▶ [Records for processing]
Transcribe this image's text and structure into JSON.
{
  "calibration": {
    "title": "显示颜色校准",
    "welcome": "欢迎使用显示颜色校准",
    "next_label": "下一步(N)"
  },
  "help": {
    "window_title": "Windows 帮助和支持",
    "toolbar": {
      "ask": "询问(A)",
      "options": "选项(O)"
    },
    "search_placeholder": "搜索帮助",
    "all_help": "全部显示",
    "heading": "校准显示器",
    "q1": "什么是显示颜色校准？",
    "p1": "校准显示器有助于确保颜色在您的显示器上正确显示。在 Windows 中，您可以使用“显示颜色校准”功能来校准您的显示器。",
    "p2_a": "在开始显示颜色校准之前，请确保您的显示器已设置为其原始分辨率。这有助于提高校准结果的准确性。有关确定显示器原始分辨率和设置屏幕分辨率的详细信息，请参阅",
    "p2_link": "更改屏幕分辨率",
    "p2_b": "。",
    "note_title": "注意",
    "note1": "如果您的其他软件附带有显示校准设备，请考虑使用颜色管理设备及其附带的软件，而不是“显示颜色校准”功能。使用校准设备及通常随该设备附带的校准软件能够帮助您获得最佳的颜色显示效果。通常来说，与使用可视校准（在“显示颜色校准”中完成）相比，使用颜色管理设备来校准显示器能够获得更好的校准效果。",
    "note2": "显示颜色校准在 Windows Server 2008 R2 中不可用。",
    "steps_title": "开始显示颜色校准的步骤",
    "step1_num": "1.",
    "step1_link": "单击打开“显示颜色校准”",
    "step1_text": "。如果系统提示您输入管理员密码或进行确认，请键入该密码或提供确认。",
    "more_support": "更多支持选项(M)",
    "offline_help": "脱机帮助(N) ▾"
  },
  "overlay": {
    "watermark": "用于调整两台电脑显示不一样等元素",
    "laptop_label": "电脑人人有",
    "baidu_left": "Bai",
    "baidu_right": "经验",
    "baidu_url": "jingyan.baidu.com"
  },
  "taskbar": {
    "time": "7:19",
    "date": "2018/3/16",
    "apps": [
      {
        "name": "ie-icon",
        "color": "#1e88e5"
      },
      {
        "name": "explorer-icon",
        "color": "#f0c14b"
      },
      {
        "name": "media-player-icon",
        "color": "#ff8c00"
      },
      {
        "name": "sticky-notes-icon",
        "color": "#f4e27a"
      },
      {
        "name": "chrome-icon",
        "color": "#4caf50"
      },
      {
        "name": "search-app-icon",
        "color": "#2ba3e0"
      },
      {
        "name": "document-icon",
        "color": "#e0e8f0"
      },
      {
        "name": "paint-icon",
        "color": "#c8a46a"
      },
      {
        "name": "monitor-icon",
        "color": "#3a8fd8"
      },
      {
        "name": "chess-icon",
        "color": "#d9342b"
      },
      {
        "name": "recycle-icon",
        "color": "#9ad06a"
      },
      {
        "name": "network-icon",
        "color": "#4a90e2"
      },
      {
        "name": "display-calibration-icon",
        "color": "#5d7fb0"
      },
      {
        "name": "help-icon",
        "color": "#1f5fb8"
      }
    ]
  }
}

▶ [Short problem] Please quote every record above exactly as it appears.

▶ [Result of the exercise]
Transcribe this image's text and structure into JSON.
{
  "calibration": {
    "title": "显示颜色校准",
    "welcome": "欢迎使用显示颜色校准",
    "next_label": "下一步(N)"
  },
  "help": {
    "window_title": "Windows 帮助和支持",
    "toolbar": {
      "ask": "询问(A)",
      "options": "选项(O)"
    },
    "search_placeholder": "搜索帮助",
    "all_help": "全部显示",
    "heading": "校准显示器",
    "q1": "什么是显示颜色校准？",
    "p1": "校准显示器有助于确保颜色在您的显示器上正确显示。在 Windows 中，您可以使用“显示颜色校准”功能来校准您的显示器。",
    "p2_a": "在开始显示颜色校准之前，请确保您的显示器已设置为其原始分辨率。这有助于提高校准结果的准确性。有关确定显示器原始分辨率和设置屏幕分辨率的详细信息，请参阅",
    "p2_link": "更改屏幕分辨率",
    "p2_b": "。",
    "note_title": "注意",
    "note1": "如果您的其他软件附带有显示校准设备，请考虑使用颜色管理设备及其附带的软件，而不是“显示颜色校准”功能。使用校准设备及通常随该设备附带的校准软件能够帮助您获得最佳的颜色显示效果。通常来说，与使用可视校准（在“显示颜色校准”中完成）相比，使用颜色管理设备来校准显示器能够获得更好的校准效果。",
    "note2": "显示颜色校准在 Windows Server 2008 R2 中不可用。",
    "steps_title": "开始显示颜色校准的步骤",
    "step1_num": "1.",
    "step1_link": "单击打开“显示颜色校准”",
    "step1_text": "。如果系统提示您输入管理员密码或进行确认，请键入该密码或提供确认。",
    "more_support": "更多支持选项(M)",
    "offline_help": "脱机帮助(N) ▾"
  },
  "overlay": {
    "watermark": "用于调整两台电脑显示不一样等元素",
    "laptop_label": "电脑人人有",
    "baidu_left": "Bai",
    "baidu_right": "经验",
    "baidu_url": "jingyan.baidu.com"
  },
  "taskbar": {
    "time": "7:19",
    "date": "2018/3/16",
    "apps": [
      {
        "name": "ie-icon",
        "color": "#1e88e5"
      },
      {
        "name": "explorer-icon",
        "color": "#f0c14b"
      },
      {
        "name": "media-player-icon",
        "color": "#ff8c00"
      },
      {
        "name": "sticky-notes-icon",
        "color": "#f4e27a"
      },
      {
        "name": "chrome-icon",
        "color": "#4caf50"
      },
      {
        "name": "search-app-icon",
        "color": "#2ba3e0"
      },
      {
        "name": "document-icon",
        "color": "#e0e8f0"
      },
      {
        "name": "paint-icon",
        "color": "#c8a46a"
      },
      {
        "name": "monitor-icon",
        "color": "#3a8fd8"
      },
      {
        "name": "chess-icon",
        "color": "#d9342b"
      },
      {
        "name": "recycle-icon",
        "color": "#9ad06a"
      },
      {
        "name": "network-icon",
        "color": "#4a90e2"
      },
      {
        "name": "display-calibration-icon",
        "color": "#5d7fb0"
      },
      {
        "name": "help-icon",
        "color": "#1f5fb8"
      }
    ]
  }
}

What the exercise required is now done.